◆ Instructions for the task
Output all entries verbatim. Skip pictures.

◆ Dataset entries

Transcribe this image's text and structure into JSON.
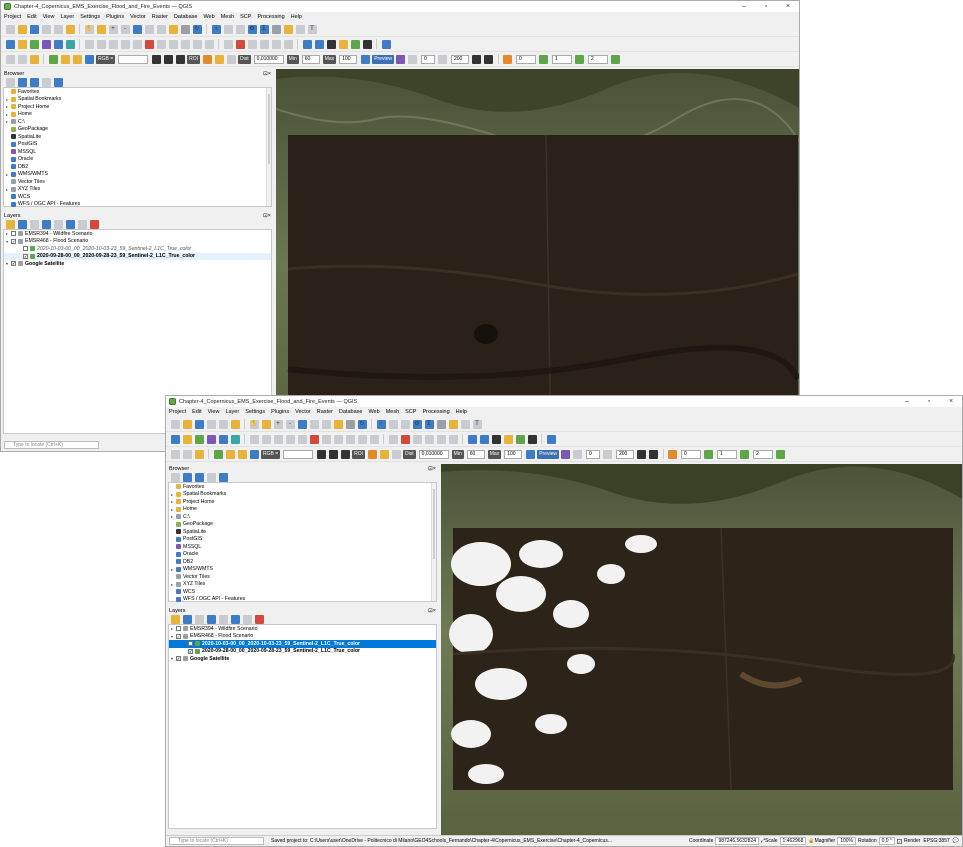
{
  "window1": {
    "title": "Chapter-4_Copernicus_EMS_Exercise_Flood_and_Fire_Events — QGIS",
    "menus": [
      "Project",
      "Edit",
      "View",
      "Layer",
      "Settings",
      "Plugins",
      "Vector",
      "Raster",
      "Database",
      "Web",
      "Mesh",
      "SCP",
      "Processing",
      "Help"
    ],
    "browser": {
      "title": "Browser",
      "items": [
        {
          "label": "Favorites",
          "arrow": "",
          "color": "#e7b33b"
        },
        {
          "label": "Spatial Bookmarks",
          "arrow": "▸",
          "color": "#e7b33b"
        },
        {
          "label": "Project Home",
          "arrow": "▸",
          "color": "#e7b33b"
        },
        {
          "label": "Home",
          "arrow": "▸",
          "color": "#e7b33b"
        },
        {
          "label": "C:\\",
          "arrow": "▸",
          "color": "#9aa0a6"
        },
        {
          "label": "GeoPackage",
          "arrow": "",
          "color": "#8ab34a"
        },
        {
          "label": "SpatiaLite",
          "arrow": "",
          "color": "#333333"
        },
        {
          "label": "PostGIS",
          "arrow": "",
          "color": "#3f7cc6"
        },
        {
          "label": "MSSQL",
          "arrow": "",
          "color": "#7b57b8"
        },
        {
          "label": "Oracle",
          "arrow": "",
          "color": "#3f7cc6"
        },
        {
          "label": "DB2",
          "arrow": "",
          "color": "#3f7cc6"
        },
        {
          "label": "WMS/WMTS",
          "arrow": "▸",
          "color": "#3f7cc6"
        },
        {
          "label": "Vector Tiles",
          "arrow": "",
          "color": "#9aa0a6"
        },
        {
          "label": "XYZ Tiles",
          "arrow": "▸",
          "color": "#9aa0a6"
        },
        {
          "label": "WCS",
          "arrow": "",
          "color": "#3f7cc6"
        },
        {
          "label": "WFS / OGC API - Features",
          "arrow": "",
          "color": "#3f7cc6"
        }
      ]
    },
    "layers": {
      "title": "Layers",
      "items": [
        {
          "label": "EMSR394 - Wildfire Scenario",
          "indent": 0,
          "arrow": "▸",
          "checked": false,
          "style": ""
        },
        {
          "label": "EMSR468 - Flood Scenario",
          "indent": 0,
          "arrow": "▾",
          "checked": true,
          "style": ""
        },
        {
          "label": "2020-10-03-00_00_2020-10-03-23_59_Sentinel-2_L1C_True_color",
          "indent": 1,
          "arrow": "",
          "checked": false,
          "style": "italic"
        },
        {
          "label": "2020-09-28-00_00_2020-09-28-23_59_Sentinel-2_L1C_True_color",
          "indent": 1,
          "arrow": "",
          "checked": true,
          "style": "bold lsel"
        },
        {
          "label": "Google Satellite",
          "indent": 0,
          "arrow": "▾",
          "checked": true,
          "style": "bold"
        }
      ]
    },
    "toolbar": {
      "rgb": "RGB =",
      "dist": "Dist",
      "dist_val": "0,010000",
      "min": "Min",
      "min_val": "60",
      "max": "Max",
      "max_val": "100",
      "preview": "Preview",
      "roi": "ROI",
      "v0": "0",
      "v200": "200",
      "v1": "1",
      "v2": "2"
    },
    "locate_placeholder": "Type to locate (Ctrl+K)"
  },
  "window2": {
    "title": "Chapter-4_Copernicus_EMS_Exercise_Flood_and_Fire_Events — QGIS",
    "layers": {
      "items": [
        {
          "label": "EMSR394 - Wildfire Scenario",
          "indent": 0,
          "arrow": "▸",
          "checked": false,
          "style": ""
        },
        {
          "label": "EMSR468 - Flood Scenario",
          "indent": 0,
          "arrow": "▾",
          "checked": true,
          "style": ""
        },
        {
          "label": "2020-10-03-00_00_2020-10-03-23_59_Sentinel-2_L1C_True_color",
          "indent": 1,
          "arrow": "",
          "checked": true,
          "style": "bold sel"
        },
        {
          "label": "2020-09-28-00_00_2020-09-28-23_59_Sentinel-2_L1C_True_color",
          "indent": 1,
          "arrow": "",
          "checked": true,
          "style": "bold"
        },
        {
          "label": "Google Satellite",
          "indent": 0,
          "arrow": "▾",
          "checked": true,
          "style": "bold"
        }
      ]
    },
    "status": {
      "locate_placeholder": "Type to locate (Ctrl+K)",
      "message": "Saved project to: C:\\Users\\user\\OneDrive - Politecnico di Milano\\GEO4Schools_Fernando\\Chapter-4\\Copernicus_EMS_Exercise\\Chapter-4_Copernicus...",
      "coord_label": "Coordinate",
      "coord_value": "987246,5632824",
      "scale_label": "Scale",
      "scale_value": "1:462968",
      "magnifier_label": "Magnifier",
      "magnifier_value": "100%",
      "rotation_label": "Rotation",
      "rotation_value": "0,0 °",
      "render_label": "Render",
      "crs": "EPSG:3857"
    }
  },
  "colors": {
    "selection": "#0078d7",
    "map_base": "#5f6b44"
  }
}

◆ Output below
Transcribe this image's text and structure into JSON.
{
  "window1": {
    "title": "Chapter-4_Copernicus_EMS_Exercise_Flood_and_Fire_Events — QGIS",
    "menus": [
      "Project",
      "Edit",
      "View",
      "Layer",
      "Settings",
      "Plugins",
      "Vector",
      "Raster",
      "Database",
      "Web",
      "Mesh",
      "SCP",
      "Processing",
      "Help"
    ],
    "browser": {
      "title": "Browser",
      "items": [
        {
          "label": "Favorites",
          "arrow": "",
          "color": "#e7b33b"
        },
        {
          "label": "Spatial Bookmarks",
          "arrow": "▸",
          "color": "#e7b33b"
        },
        {
          "label": "Project Home",
          "arrow": "▸",
          "color": "#e7b33b"
        },
        {
          "label": "Home",
          "arrow": "▸",
          "color": "#e7b33b"
        },
        {
          "label": "C:\\",
          "arrow": "▸",
          "color": "#9aa0a6"
        },
        {
          "label": "GeoPackage",
          "arrow": "",
          "color": "#8ab34a"
        },
        {
          "label": "SpatiaLite",
          "arrow": "",
          "color": "#333333"
        },
        {
          "label": "PostGIS",
          "arrow": "",
          "color": "#3f7cc6"
        },
        {
          "label": "MSSQL",
          "arrow": "",
          "color": "#7b57b8"
        },
        {
          "label": "Oracle",
          "arrow": "",
          "color": "#3f7cc6"
        },
        {
          "label": "DB2",
          "arrow": "",
          "color": "#3f7cc6"
        },
        {
          "label": "WMS/WMTS",
          "arrow": "▸",
          "color": "#3f7cc6"
        },
        {
          "label": "Vector Tiles",
          "arrow": "",
          "color": "#9aa0a6"
        },
        {
          "label": "XYZ Tiles",
          "arrow": "▸",
          "color": "#9aa0a6"
        },
        {
          "label": "WCS",
          "arrow": "",
          "color": "#3f7cc6"
        },
        {
          "label": "WFS / OGC API - Features",
          "arrow": "",
          "color": "#3f7cc6"
        }
      ]
    },
    "layers": {
      "title": "Layers",
      "items": [
        {
          "label": "EMSR394 - Wildfire Scenario",
          "indent": 0,
          "arrow": "▸",
          "checked": false,
          "style": ""
        },
        {
          "label": "EMSR468 - Flood Scenario",
          "indent": 0,
          "arrow": "▾",
          "checked": true,
          "style": ""
        },
        {
          "label": "2020-10-03-00_00_2020-10-03-23_59_Sentinel-2_L1C_True_color",
          "indent": 1,
          "arrow": "",
          "checked": false,
          "style": "italic"
        },
        {
          "label": "2020-09-28-00_00_2020-09-28-23_59_Sentinel-2_L1C_True_color",
          "indent": 1,
          "arrow": "",
          "checked": true,
          "style": "bold lsel"
        },
        {
          "label": "Google Satellite",
          "indent": 0,
          "arrow": "▾",
          "checked": true,
          "style": "bold"
        }
      ]
    },
    "toolbar": {
      "rgb": "RGB =",
      "dist": "Dist",
      "dist_val": "0,010000",
      "min": "Min",
      "min_val": "60",
      "max": "Max",
      "max_val": "100",
      "preview": "Preview",
      "roi": "ROI",
      "v0": "0",
      "v200": "200",
      "v1": "1",
      "v2": "2"
    },
    "locate_placeholder": "Type to locate (Ctrl+K)"
  },
  "window2": {
    "title": "Chapter-4_Copernicus_EMS_Exercise_Flood_and_Fire_Events — QGIS",
    "layers": {
      "items": [
        {
          "label": "EMSR394 - Wildfire Scenario",
          "indent": 0,
          "arrow": "▸",
          "checked": false,
          "style": ""
        },
        {
          "label": "EMSR468 - Flood Scenario",
          "indent": 0,
          "arrow": "▾",
          "checked": true,
          "style": ""
        },
        {
          "label": "2020-10-03-00_00_2020-10-03-23_59_Sentinel-2_L1C_True_color",
          "indent": 1,
          "arrow": "",
          "checked": true,
          "style": "bold sel"
        },
        {
          "label": "2020-09-28-00_00_2020-09-28-23_59_Sentinel-2_L1C_True_color",
          "indent": 1,
          "arrow": "",
          "checked": true,
          "style": "bold"
        },
        {
          "label": "Google Satellite",
          "indent": 0,
          "arrow": "▾",
          "checked": true,
          "style": "bold"
        }
      ]
    },
    "status": {
      "locate_placeholder": "Type to locate (Ctrl+K)",
      "message": "Saved project to: C:\\Users\\user\\OneDrive - Politecnico di Milano\\GEO4Schools_Fernando\\Chapter-4\\Copernicus_EMS_Exercise\\Chapter-4_Copernicus...",
      "coord_label": "Coordinate",
      "coord_value": "987246,5632824",
      "scale_label": "Scale",
      "scale_value": "1:462968",
      "magnifier_label": "Magnifier",
      "magnifier_value": "100%",
      "rotation_label": "Rotation",
      "rotation_value": "0,0 °",
      "render_label": "Render",
      "crs": "EPSG:3857"
    }
  },
  "colors": {
    "selection": "#0078d7",
    "map_base": "#5f6b44"
  }
}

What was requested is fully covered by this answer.